Q12: What is a "guarantee or letter of credit issued by a member bank on behalf of an affiliate"?

A12: A guarantee or letter of credit issued by a member bank on behalf of an affiliate is a guarantee or letter of credit by the bank where the affiliate is the account party (not the beneficiary). In other words, it is a transaction where a member bank promises to make a payment to a nonaffiliate if an affiliate of the bank defaults on an obligation.

Source: John T. Rose and Samuel H. Talley, The Banking Affiliates Act of 1982: Amendments to Section 23A, 68 Fed. Res. Bull. 693, 697 n. 8 (November 1982); S. Rep. No. 97-536, at 32 (1982).

Posted: 3/31/2021

 

Q13: Would a member bank's pledge of collateral to secure a borrowing made by an affiliate represent a guarantee by the bank on behalf of the affiliate?

A13: Yes, in the amount of the lesser of (i) the market value of the pledged collateral or (ii) the amount of the borrowing.

Source: Letter from J. Virgil Mattingly, General Counsel to the Board, to Richard Lasner, Esq. (August 6, 1993), available here.

Posted: 3/31/2021

 

Q14: Is a keepwell agreement in which a member bank agrees to maintain the capital levels or solvency of an affiliate a guarantee by the member bank on behalf of an affiliate?

A14: Yes.

Source: 67 Fed. Reg. 76560, 76569 (December 12, 2002).

Posted: 3/31/2021

 

Q15: Would a member bank that acquires from a nonaffiliate a guarantee or letter of credit issued on behalf of an affiliate or that confirms a letter of credit issued by a nonaffiliate on behalf of an affiliate be viewed as issuing a guarantee or letter of credit on behalf of an affiliate?

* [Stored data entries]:
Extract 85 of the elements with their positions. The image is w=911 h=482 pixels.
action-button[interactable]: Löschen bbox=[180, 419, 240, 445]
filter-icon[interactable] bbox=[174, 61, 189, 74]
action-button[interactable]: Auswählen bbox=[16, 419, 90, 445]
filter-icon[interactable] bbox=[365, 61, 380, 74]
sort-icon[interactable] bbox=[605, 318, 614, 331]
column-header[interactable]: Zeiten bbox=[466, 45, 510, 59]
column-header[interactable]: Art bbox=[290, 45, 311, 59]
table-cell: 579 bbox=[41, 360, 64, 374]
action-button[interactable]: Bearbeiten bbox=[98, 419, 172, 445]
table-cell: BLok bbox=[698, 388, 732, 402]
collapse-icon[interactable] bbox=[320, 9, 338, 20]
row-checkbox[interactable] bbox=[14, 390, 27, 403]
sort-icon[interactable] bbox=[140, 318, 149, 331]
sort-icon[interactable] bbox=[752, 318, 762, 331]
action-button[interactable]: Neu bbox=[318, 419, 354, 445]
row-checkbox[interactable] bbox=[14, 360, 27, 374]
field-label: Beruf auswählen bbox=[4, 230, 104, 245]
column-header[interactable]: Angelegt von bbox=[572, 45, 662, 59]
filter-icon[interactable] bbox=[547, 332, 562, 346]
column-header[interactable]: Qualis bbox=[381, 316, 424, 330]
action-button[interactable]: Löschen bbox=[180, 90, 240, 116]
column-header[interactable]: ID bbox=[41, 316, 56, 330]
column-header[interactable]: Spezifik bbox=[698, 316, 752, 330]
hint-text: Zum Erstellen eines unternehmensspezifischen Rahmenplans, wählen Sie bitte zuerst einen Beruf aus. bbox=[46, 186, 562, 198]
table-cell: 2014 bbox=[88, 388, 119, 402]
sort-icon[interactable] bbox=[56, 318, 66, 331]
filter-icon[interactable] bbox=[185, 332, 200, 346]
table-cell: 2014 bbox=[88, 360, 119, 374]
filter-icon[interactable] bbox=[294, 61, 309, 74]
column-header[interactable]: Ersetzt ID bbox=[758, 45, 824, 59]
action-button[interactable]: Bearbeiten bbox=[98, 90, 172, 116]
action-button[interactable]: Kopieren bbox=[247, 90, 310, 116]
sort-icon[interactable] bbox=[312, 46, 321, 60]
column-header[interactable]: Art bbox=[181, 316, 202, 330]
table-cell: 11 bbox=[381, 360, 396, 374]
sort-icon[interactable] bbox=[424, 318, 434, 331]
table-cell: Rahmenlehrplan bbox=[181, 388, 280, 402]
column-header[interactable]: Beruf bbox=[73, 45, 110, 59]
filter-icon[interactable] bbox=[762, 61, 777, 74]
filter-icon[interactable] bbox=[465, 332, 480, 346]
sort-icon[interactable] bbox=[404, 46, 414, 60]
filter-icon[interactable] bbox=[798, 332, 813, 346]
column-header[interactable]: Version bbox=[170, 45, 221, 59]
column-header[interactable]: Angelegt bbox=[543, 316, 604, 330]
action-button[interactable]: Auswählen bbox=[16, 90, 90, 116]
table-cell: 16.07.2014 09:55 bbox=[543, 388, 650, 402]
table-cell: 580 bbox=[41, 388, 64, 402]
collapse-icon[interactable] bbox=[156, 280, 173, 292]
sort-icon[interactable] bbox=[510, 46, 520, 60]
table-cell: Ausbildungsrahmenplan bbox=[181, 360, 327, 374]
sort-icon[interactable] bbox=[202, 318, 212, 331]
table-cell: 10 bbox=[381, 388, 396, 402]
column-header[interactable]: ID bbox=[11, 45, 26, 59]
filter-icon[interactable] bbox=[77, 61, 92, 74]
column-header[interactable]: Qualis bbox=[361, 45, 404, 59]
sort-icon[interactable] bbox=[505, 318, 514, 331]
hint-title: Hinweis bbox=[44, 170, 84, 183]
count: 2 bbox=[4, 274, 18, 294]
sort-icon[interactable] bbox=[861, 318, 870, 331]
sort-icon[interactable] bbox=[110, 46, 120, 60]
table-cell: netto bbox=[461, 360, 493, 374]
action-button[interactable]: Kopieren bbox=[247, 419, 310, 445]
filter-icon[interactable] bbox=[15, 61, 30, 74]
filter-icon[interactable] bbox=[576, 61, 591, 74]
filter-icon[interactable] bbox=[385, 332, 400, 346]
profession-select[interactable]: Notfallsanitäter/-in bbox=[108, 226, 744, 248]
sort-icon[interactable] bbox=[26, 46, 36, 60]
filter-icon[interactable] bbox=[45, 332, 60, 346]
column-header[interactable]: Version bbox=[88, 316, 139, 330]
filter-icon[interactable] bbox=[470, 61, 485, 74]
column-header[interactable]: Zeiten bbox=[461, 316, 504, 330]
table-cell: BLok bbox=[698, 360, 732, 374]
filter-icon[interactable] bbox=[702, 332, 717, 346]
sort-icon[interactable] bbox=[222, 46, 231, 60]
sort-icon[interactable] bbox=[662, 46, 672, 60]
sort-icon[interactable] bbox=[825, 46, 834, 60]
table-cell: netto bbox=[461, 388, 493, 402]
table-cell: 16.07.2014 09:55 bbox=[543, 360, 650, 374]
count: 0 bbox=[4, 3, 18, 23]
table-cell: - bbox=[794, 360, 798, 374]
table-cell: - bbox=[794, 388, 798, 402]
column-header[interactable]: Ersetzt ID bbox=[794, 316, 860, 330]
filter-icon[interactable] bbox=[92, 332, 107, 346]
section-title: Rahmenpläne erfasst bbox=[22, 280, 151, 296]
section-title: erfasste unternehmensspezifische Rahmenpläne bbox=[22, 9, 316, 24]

* [Challenges]:
a - Give the part of the Q&A on bank guarantees for affiliates that opens with the words containing "A12: A guarantee" and closes with "of the borrowing.", copied word for word.
b - Summarize the Q&A on bank guarantees for affiliates in two sentences.

* [Expected responses]:
a -
A12: A guarantee or letter of credit issued by a member bank on behalf of an affiliate is a guarantee or letter of credit by the bank where the affiliate is the account party (not the beneficiary). In other words, it is a transaction where a member bank promises to make a payment to a nonaffiliate if an affiliate of the bank defaults on an obligation.

Source: John T. Rose and Samuel H. Talley, The Banking Affiliates Act of 1982: Amendments to Section 23A, 68 Fed. Res. Bull. 693, 697 n. 8 (November 1982); S. Rep. No. 97-536, at 32 (1982).

Posted: 3/31/2021

 

Q13: Would a member bank's pledge of collateral to secure a borrowing made by an affiliate represent a guarantee by the bank on behalf of the affiliate?

A13: Yes, in the amount of the lesser of (i) the market value of the pledged collateral or (ii) the amount of the borrowing.

b - A guarantee or letter of credit issued by a member bank on behalf of an affiliate is one where the affiliate is the account party, meaning the bank promises to pay a nonaffiliate if the affiliate defaults on an obligation. A bank's pledge of collateral to secure an affiliate's borrowing counts as such a guarantee, in the amount of the lesser of the collateral's market value or the borrowing, and a keepwell agreement to maintain an affiliate's capital levels or solvency also counts as one.